PROBLEM TO SOLVE |
From the listing below, tally the lines that include "subsidized". Return only the total.

BEGIN RECORDED INFORMATION

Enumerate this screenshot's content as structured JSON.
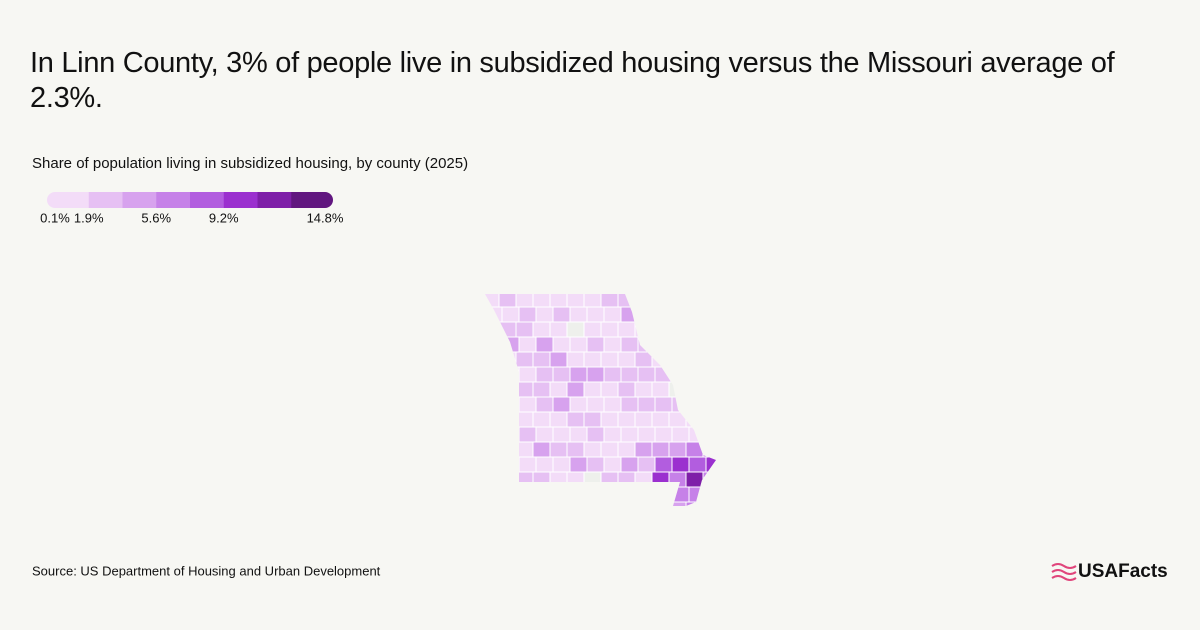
{
  "title": "In Linn County, 3% of people live in subsidized housing versus the Missouri average of 2.3%.",
  "subtitle": "Share of population living in subsidized housing, by county (2025)",
  "legend": {
    "colors": [
      "#f3dcf8",
      "#e6c0f3",
      "#d7a2ee",
      "#c681e8",
      "#b25ddf",
      "#9b30cf",
      "#7e1fa8",
      "#61167f"
    ],
    "edges": [
      {
        "value": 0.1,
        "label": "0.1%"
      },
      {
        "value": 1.9,
        "label": "1.9%"
      },
      null,
      {
        "value": 5.6,
        "label": "5.6%"
      },
      null,
      {
        "value": 9.2,
        "label": "9.2%"
      },
      null,
      null,
      {
        "value": 14.8,
        "label": "14.8%"
      }
    ]
  },
  "source": "Source: US Department of Housing and Urban Development",
  "logo": "USAFacts"
}
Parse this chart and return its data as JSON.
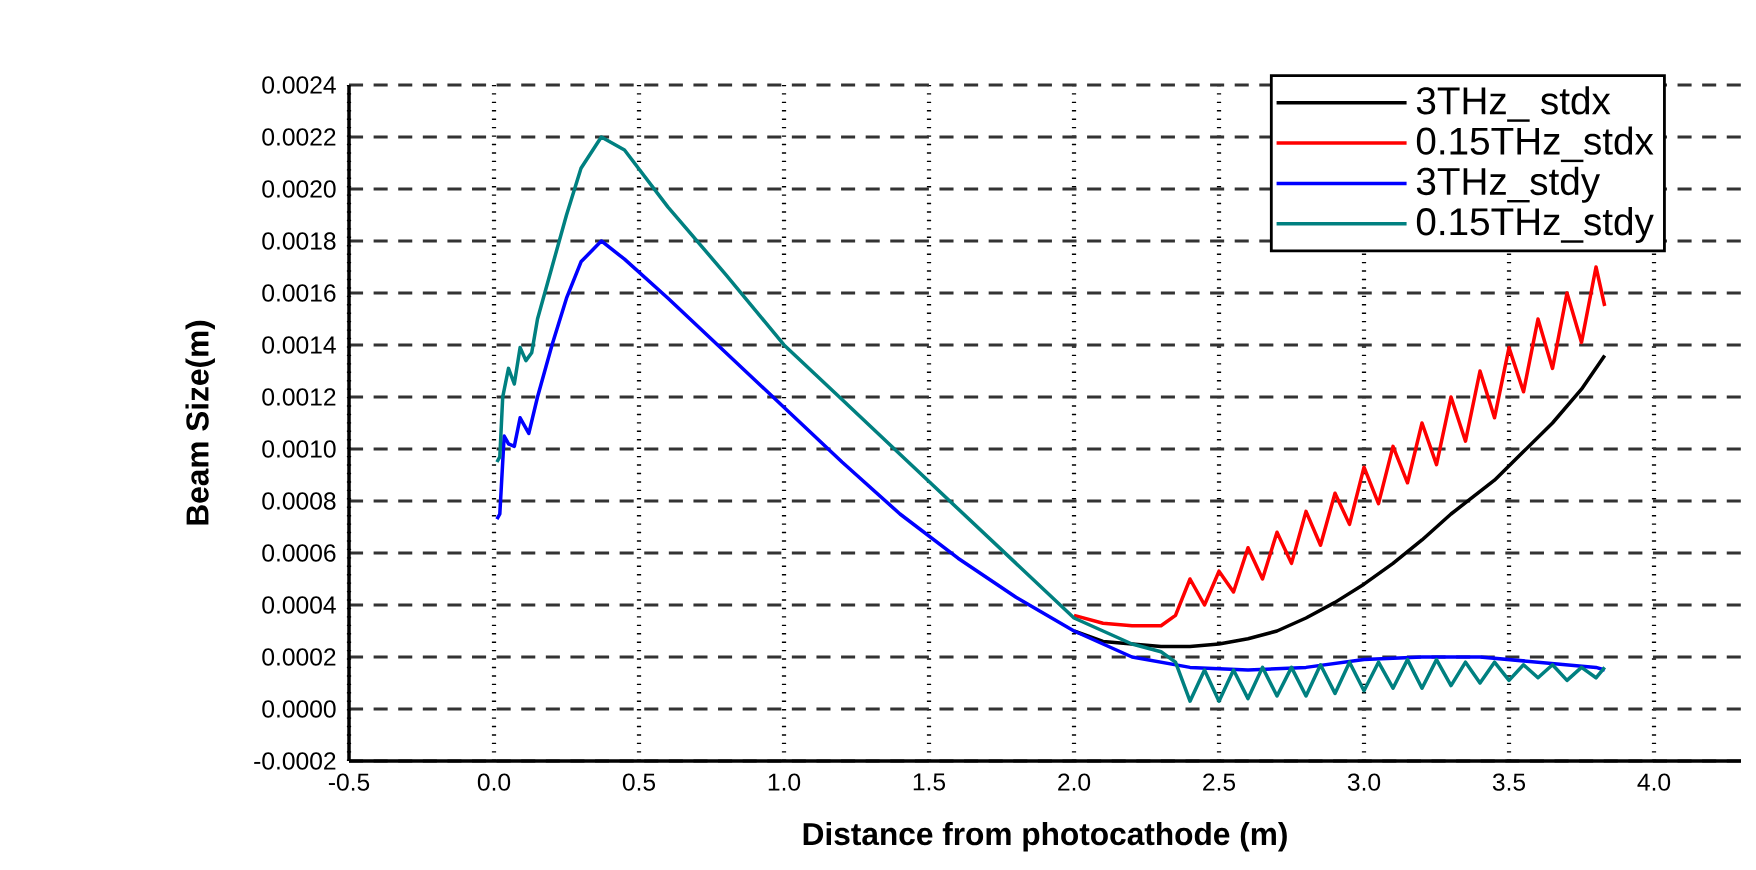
{
  "chart_data": {
    "type": "line",
    "xlabel": "Distance from photocathode (m)",
    "ylabel": "Beam Size(m)",
    "xlim": [
      -0.5,
      4.3
    ],
    "ylim": [
      -0.0002,
      0.0024
    ],
    "xticks": [
      {
        "value": -0.5,
        "label": "-0.5"
      },
      {
        "value": 0,
        "label": "0.0"
      },
      {
        "value": 0.5,
        "label": "0.5"
      },
      {
        "value": 1,
        "label": "1.0"
      },
      {
        "value": 1.5,
        "label": "1.5"
      },
      {
        "value": 2,
        "label": "2.0"
      },
      {
        "value": 2.5,
        "label": "2.5"
      },
      {
        "value": 3,
        "label": "3.0"
      },
      {
        "value": 3.5,
        "label": "3.5"
      },
      {
        "value": 4,
        "label": "4.0"
      }
    ],
    "yticks": [
      {
        "value": -0.0002,
        "label": "-0.0002"
      },
      {
        "value": 0,
        "label": "0.0000"
      },
      {
        "value": 0.0002,
        "label": "0.0002"
      },
      {
        "value": 0.0004,
        "label": "0.0004"
      },
      {
        "value": 0.0006,
        "label": "0.0006"
      },
      {
        "value": 0.0008,
        "label": "0.0008"
      },
      {
        "value": 0.001,
        "label": "0.0010"
      },
      {
        "value": 0.0012,
        "label": "0.0012"
      },
      {
        "value": 0.0014,
        "label": "0.0014"
      },
      {
        "value": 0.0016,
        "label": "0.0016"
      },
      {
        "value": 0.0018,
        "label": "0.0018"
      },
      {
        "value": 0.002,
        "label": "0.0020"
      },
      {
        "value": 0.0022,
        "label": "0.0022"
      },
      {
        "value": 0.0024,
        "label": "0.0024"
      }
    ],
    "grid": true,
    "legend": "top right",
    "marker": "none",
    "line_style": "solid",
    "series": [
      {
        "name": "3THz_ stdx",
        "color": "#000000",
        "x": [
          2.0,
          2.1,
          2.2,
          2.3,
          2.4,
          2.5,
          2.6,
          2.7,
          2.8,
          2.9,
          3.0,
          3.1,
          3.2,
          3.3,
          3.45,
          3.55,
          3.65,
          3.75,
          3.83
        ],
        "values": [
          0.0003,
          0.00026,
          0.00025,
          0.00024,
          0.00024,
          0.00025,
          0.00027,
          0.0003,
          0.00035,
          0.00041,
          0.00048,
          0.00056,
          0.00065,
          0.00075,
          0.00088,
          0.00099,
          0.0011,
          0.00123,
          0.00136
        ]
      },
      {
        "name": "0.15THz_stdx",
        "color": "#ff0000",
        "x": [
          2.0,
          2.1,
          2.2,
          2.3,
          2.35,
          2.4,
          2.45,
          2.5,
          2.55,
          2.6,
          2.65,
          2.7,
          2.75,
          2.8,
          2.85,
          2.9,
          2.95,
          3.0,
          3.05,
          3.1,
          3.15,
          3.2,
          3.25,
          3.3,
          3.35,
          3.4,
          3.45,
          3.5,
          3.55,
          3.6,
          3.65,
          3.7,
          3.75,
          3.8,
          3.83
        ],
        "values": [
          0.00036,
          0.00033,
          0.00032,
          0.00032,
          0.00036,
          0.0005,
          0.0004,
          0.00053,
          0.00045,
          0.00062,
          0.0005,
          0.00068,
          0.00056,
          0.00076,
          0.00063,
          0.00083,
          0.00071,
          0.00093,
          0.00079,
          0.00101,
          0.00087,
          0.0011,
          0.00094,
          0.0012,
          0.00103,
          0.0013,
          0.00112,
          0.00139,
          0.00122,
          0.0015,
          0.00131,
          0.0016,
          0.00141,
          0.0017,
          0.00155
        ]
      },
      {
        "name": "3THz_stdy",
        "color": "#0000ff",
        "x": [
          0.01,
          0.02,
          0.035,
          0.05,
          0.07,
          0.09,
          0.12,
          0.15,
          0.2,
          0.25,
          0.3,
          0.37,
          0.45,
          0.6,
          0.8,
          1.0,
          1.2,
          1.4,
          1.6,
          1.8,
          2.0,
          2.2,
          2.4,
          2.6,
          2.8,
          3.0,
          3.2,
          3.4,
          3.6,
          3.8,
          3.83
        ],
        "values": [
          0.00073,
          0.00075,
          0.00105,
          0.00102,
          0.00101,
          0.00112,
          0.00106,
          0.0012,
          0.0014,
          0.00158,
          0.00172,
          0.0018,
          0.00173,
          0.00158,
          0.00137,
          0.00116,
          0.00095,
          0.00075,
          0.00058,
          0.00043,
          0.0003,
          0.0002,
          0.00016,
          0.00015,
          0.00016,
          0.00019,
          0.0002,
          0.0002,
          0.00018,
          0.00016,
          0.00015
        ]
      },
      {
        "name": "0.15THz_stdy",
        "color": "#008080",
        "x": [
          0.01,
          0.02,
          0.03,
          0.05,
          0.07,
          0.09,
          0.11,
          0.13,
          0.15,
          0.2,
          0.25,
          0.3,
          0.37,
          0.45,
          0.6,
          0.8,
          1.0,
          1.2,
          1.4,
          1.6,
          1.8,
          2.0,
          2.1,
          2.2,
          2.3,
          2.35,
          2.4,
          2.45,
          2.5,
          2.55,
          2.6,
          2.65,
          2.7,
          2.75,
          2.8,
          2.85,
          2.9,
          2.95,
          3.0,
          3.05,
          3.1,
          3.15,
          3.2,
          3.25,
          3.3,
          3.35,
          3.4,
          3.45,
          3.5,
          3.55,
          3.6,
          3.65,
          3.7,
          3.75,
          3.8,
          3.83
        ],
        "values": [
          0.00095,
          0.00097,
          0.0012,
          0.00131,
          0.00125,
          0.00139,
          0.00134,
          0.00137,
          0.0015,
          0.0017,
          0.0019,
          0.00208,
          0.0022,
          0.00215,
          0.00193,
          0.00167,
          0.0014,
          0.00119,
          0.00098,
          0.00077,
          0.00056,
          0.00035,
          0.0003,
          0.00025,
          0.00022,
          0.00018,
          3e-05,
          0.00015,
          3e-05,
          0.00015,
          4e-05,
          0.00016,
          5e-05,
          0.00016,
          5e-05,
          0.00017,
          6e-05,
          0.00018,
          7e-05,
          0.00018,
          8e-05,
          0.00019,
          8e-05,
          0.00019,
          9e-05,
          0.00018,
          0.0001,
          0.00018,
          0.00011,
          0.00017,
          0.00012,
          0.00017,
          0.00011,
          0.00016,
          0.00012,
          0.00016
        ]
      }
    ]
  }
}
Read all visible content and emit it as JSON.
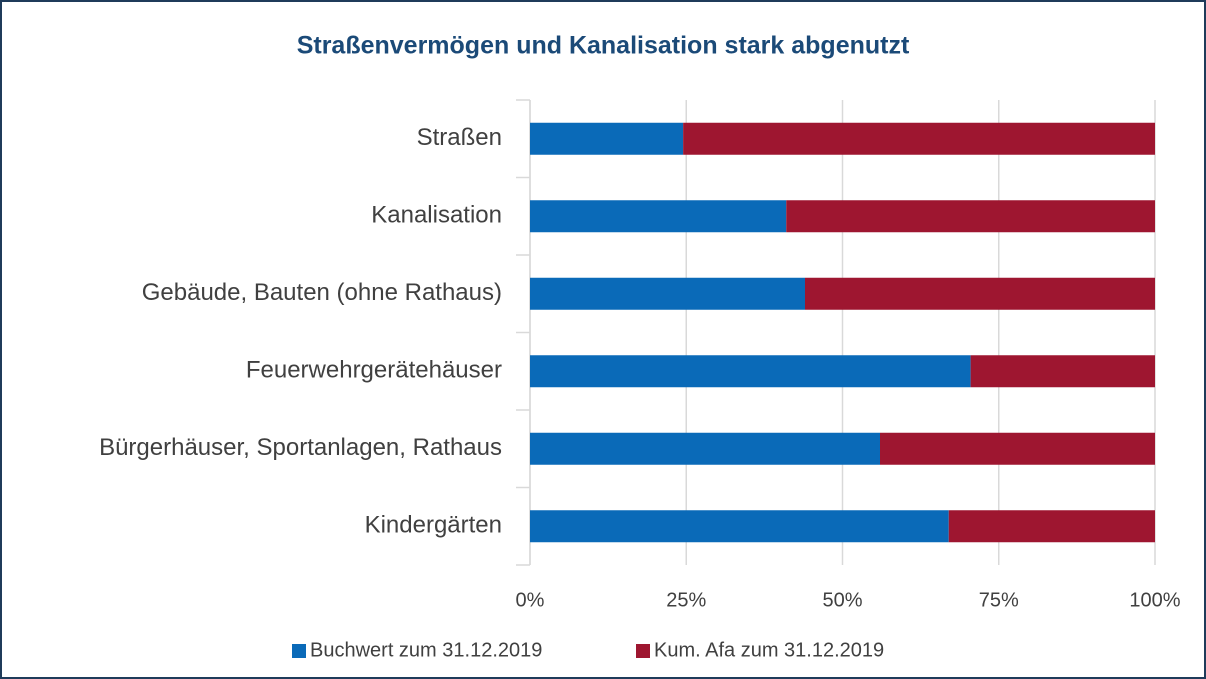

END RECORDED INFORMATION

TASK RESPONSE |
2